What the task requires: Gather the lines from the material that contain "xlabel".

---

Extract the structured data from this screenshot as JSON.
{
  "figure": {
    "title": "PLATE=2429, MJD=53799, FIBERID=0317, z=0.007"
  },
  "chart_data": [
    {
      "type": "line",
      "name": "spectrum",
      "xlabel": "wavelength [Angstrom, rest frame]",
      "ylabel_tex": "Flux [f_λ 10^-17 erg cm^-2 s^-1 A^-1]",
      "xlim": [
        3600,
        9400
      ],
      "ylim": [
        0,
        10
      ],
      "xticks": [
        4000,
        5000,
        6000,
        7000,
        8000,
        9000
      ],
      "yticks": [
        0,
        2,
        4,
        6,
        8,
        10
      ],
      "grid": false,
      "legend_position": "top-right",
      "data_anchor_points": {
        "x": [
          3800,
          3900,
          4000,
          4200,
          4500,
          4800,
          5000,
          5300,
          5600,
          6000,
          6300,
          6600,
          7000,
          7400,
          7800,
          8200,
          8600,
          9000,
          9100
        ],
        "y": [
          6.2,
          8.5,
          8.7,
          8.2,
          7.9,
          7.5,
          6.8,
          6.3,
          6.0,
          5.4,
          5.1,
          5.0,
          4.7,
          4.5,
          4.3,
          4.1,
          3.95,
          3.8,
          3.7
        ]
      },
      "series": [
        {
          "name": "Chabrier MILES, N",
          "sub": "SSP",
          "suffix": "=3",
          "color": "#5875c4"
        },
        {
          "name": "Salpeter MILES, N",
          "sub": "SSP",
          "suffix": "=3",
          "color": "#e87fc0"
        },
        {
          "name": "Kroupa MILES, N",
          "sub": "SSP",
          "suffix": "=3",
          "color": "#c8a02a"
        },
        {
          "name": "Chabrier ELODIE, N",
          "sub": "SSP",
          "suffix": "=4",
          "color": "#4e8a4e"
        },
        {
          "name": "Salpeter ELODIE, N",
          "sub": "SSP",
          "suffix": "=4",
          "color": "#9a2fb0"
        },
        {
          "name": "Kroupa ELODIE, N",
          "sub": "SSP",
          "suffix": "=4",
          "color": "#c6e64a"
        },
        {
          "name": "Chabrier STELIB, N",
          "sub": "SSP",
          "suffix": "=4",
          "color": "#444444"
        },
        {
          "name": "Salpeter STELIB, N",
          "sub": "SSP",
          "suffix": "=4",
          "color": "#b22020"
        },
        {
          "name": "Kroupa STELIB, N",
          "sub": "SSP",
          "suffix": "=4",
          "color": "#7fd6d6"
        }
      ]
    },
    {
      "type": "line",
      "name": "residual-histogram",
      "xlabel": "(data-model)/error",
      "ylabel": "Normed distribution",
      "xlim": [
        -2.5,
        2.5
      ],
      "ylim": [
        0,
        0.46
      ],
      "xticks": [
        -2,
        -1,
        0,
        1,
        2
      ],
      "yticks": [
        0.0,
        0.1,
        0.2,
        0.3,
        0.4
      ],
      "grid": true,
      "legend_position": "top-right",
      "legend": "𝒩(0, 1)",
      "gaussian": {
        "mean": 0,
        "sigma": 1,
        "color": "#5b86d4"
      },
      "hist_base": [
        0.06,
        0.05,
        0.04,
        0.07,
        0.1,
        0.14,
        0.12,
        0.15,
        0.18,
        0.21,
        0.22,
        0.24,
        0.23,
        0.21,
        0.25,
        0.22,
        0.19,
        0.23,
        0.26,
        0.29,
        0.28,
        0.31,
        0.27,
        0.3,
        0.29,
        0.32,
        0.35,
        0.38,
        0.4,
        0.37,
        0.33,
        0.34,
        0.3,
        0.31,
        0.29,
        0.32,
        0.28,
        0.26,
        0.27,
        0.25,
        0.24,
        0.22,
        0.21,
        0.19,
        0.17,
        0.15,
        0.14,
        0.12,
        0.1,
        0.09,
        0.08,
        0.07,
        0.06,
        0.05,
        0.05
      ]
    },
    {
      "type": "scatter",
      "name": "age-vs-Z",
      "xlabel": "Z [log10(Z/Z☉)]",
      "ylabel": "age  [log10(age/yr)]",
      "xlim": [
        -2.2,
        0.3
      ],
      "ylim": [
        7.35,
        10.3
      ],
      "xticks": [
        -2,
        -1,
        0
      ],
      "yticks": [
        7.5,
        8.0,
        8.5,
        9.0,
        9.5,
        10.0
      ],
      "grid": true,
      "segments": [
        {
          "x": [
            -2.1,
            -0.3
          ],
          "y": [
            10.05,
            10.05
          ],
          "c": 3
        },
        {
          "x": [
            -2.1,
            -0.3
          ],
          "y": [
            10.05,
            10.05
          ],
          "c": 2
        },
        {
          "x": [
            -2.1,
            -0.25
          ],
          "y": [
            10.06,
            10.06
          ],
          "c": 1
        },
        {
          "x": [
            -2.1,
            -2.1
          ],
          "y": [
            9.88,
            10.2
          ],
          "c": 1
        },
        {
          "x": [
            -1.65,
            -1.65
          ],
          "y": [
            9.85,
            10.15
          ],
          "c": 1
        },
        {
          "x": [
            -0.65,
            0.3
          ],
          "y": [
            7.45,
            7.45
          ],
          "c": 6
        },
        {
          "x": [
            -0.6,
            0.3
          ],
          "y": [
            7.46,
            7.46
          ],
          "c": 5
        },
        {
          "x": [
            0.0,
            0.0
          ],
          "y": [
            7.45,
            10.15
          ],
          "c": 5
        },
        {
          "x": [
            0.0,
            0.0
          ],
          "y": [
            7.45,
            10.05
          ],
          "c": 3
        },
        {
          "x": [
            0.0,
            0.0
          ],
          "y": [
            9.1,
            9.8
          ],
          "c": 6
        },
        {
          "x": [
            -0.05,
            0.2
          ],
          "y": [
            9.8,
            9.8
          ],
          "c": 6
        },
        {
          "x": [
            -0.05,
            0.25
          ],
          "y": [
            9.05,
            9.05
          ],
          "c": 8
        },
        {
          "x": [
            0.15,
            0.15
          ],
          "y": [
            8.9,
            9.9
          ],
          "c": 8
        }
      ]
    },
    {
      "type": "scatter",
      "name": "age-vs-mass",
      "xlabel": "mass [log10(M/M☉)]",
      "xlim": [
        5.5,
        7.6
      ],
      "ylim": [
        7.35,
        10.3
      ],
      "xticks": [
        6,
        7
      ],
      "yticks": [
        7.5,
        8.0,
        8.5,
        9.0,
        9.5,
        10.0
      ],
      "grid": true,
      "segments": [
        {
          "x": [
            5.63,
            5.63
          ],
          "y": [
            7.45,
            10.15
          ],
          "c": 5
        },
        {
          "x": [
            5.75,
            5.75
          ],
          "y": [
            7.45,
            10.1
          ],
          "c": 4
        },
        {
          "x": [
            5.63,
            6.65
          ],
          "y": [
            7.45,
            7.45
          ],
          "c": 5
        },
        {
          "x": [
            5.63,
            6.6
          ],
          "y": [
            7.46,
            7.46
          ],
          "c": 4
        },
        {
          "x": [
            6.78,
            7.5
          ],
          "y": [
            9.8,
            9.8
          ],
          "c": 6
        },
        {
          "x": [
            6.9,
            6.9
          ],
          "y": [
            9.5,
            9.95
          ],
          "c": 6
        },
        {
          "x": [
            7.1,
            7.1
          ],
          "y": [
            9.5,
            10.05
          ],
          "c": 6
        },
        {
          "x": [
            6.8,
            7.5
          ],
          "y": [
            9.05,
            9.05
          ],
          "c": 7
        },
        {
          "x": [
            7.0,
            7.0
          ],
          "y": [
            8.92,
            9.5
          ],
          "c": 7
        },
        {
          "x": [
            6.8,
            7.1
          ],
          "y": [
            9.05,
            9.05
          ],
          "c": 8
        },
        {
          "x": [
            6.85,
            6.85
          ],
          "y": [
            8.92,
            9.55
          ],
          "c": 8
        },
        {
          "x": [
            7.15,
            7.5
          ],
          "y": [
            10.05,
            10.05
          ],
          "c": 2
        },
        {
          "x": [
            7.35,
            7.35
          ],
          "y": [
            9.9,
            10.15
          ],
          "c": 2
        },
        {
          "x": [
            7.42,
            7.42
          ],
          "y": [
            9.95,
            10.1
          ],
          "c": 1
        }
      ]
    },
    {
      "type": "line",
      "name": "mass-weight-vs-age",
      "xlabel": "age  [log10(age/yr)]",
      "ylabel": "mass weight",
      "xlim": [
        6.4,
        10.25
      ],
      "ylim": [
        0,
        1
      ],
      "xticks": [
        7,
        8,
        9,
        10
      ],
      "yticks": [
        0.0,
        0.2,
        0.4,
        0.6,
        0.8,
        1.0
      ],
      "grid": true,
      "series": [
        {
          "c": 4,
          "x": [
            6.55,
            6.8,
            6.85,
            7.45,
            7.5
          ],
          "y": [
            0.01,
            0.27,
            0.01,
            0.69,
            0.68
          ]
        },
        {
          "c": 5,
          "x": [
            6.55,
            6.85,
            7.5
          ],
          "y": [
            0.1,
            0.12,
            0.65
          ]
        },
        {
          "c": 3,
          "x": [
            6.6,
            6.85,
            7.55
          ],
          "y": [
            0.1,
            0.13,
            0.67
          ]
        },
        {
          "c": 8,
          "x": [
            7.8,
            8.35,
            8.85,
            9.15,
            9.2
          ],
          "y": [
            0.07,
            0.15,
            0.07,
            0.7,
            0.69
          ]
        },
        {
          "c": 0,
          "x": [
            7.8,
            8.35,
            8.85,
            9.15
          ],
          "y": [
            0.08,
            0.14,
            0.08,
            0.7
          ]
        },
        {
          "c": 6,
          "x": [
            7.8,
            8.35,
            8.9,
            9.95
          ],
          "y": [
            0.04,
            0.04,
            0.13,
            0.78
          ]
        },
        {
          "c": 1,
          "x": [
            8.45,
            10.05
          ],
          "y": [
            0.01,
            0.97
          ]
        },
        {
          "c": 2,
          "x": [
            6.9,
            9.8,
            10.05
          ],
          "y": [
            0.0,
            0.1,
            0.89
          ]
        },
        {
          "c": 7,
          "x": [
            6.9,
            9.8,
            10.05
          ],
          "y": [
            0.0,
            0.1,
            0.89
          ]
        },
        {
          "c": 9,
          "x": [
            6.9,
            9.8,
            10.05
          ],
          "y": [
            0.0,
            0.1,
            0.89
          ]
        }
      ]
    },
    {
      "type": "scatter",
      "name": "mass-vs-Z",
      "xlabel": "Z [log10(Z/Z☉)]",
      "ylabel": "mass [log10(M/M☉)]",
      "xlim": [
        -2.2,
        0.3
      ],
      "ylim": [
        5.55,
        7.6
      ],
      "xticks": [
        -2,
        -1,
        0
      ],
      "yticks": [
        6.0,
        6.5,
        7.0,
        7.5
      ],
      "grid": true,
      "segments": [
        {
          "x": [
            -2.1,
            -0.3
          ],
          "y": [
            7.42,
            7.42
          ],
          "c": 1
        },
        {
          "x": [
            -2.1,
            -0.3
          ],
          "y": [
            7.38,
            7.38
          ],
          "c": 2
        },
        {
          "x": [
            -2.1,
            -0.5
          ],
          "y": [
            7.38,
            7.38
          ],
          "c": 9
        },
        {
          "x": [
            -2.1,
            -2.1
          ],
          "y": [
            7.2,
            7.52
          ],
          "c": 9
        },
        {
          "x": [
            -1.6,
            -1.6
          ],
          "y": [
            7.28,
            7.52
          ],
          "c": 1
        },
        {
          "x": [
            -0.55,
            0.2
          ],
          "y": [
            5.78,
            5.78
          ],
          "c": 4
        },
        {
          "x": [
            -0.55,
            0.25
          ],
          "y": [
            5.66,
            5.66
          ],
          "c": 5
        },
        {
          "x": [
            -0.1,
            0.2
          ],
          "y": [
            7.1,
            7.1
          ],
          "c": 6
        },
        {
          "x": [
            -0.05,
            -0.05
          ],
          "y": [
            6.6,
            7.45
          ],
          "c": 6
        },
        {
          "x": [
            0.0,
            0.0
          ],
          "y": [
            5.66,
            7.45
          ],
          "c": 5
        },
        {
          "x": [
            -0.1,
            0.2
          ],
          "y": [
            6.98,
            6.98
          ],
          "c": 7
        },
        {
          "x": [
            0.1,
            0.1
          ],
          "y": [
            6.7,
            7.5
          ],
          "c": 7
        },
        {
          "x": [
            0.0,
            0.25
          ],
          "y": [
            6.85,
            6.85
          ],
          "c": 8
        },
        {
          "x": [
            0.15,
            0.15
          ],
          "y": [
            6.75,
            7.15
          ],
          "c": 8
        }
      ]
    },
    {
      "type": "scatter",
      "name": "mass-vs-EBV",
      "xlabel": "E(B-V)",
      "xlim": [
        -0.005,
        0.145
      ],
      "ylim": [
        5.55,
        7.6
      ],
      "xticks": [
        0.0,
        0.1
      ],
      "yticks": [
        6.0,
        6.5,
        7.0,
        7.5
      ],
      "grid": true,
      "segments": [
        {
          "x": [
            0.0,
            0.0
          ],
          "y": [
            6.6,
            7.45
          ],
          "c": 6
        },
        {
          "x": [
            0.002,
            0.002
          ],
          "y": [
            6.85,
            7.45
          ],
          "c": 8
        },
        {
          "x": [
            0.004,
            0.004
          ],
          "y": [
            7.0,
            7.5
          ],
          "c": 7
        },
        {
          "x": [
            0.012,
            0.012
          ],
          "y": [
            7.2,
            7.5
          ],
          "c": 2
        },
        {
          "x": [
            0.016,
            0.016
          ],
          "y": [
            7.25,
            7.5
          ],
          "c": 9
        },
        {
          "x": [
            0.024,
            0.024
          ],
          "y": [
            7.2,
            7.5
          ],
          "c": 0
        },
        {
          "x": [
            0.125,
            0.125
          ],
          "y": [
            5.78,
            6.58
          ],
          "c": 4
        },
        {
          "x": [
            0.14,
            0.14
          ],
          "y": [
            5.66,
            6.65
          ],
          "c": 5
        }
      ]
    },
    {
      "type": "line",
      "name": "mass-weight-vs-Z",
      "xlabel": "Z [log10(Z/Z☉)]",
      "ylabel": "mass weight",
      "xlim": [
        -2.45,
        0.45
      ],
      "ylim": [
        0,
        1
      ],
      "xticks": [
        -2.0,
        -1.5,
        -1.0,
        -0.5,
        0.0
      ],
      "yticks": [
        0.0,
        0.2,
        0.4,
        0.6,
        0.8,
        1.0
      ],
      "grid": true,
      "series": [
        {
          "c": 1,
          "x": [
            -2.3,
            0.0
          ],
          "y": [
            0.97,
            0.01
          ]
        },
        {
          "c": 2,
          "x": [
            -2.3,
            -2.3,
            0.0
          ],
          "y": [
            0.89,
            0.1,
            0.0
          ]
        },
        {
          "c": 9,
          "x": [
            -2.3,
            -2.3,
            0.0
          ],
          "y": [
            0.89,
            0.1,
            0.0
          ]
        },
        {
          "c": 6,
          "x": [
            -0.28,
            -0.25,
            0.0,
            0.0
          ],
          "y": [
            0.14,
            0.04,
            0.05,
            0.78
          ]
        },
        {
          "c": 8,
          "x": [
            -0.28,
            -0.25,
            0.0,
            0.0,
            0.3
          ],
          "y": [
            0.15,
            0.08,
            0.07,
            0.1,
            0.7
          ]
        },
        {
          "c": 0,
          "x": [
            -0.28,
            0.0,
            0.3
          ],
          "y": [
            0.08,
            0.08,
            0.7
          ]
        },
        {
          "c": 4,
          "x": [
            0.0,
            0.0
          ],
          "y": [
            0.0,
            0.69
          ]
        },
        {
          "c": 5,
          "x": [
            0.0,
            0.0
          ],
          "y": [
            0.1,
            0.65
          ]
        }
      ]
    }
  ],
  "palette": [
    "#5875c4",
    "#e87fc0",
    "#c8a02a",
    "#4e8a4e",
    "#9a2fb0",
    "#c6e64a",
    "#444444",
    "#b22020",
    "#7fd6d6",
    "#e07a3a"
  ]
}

---

Written answer:
      "xlabel": "wavelength [Angstrom, rest frame]",
      "xlabel": "(data-model)/error",
      "xlabel": "Z [log10(Z/Z☉)]",
      "xlabel": "mass [log10(M/M☉)]",
      "xlabel": "age  [log10(age/yr)]",
      "xlabel": "Z [log10(Z/Z☉)]",
      "xlabel": "E(B-V)",
      "xlabel": "Z [log10(Z/Z☉)]",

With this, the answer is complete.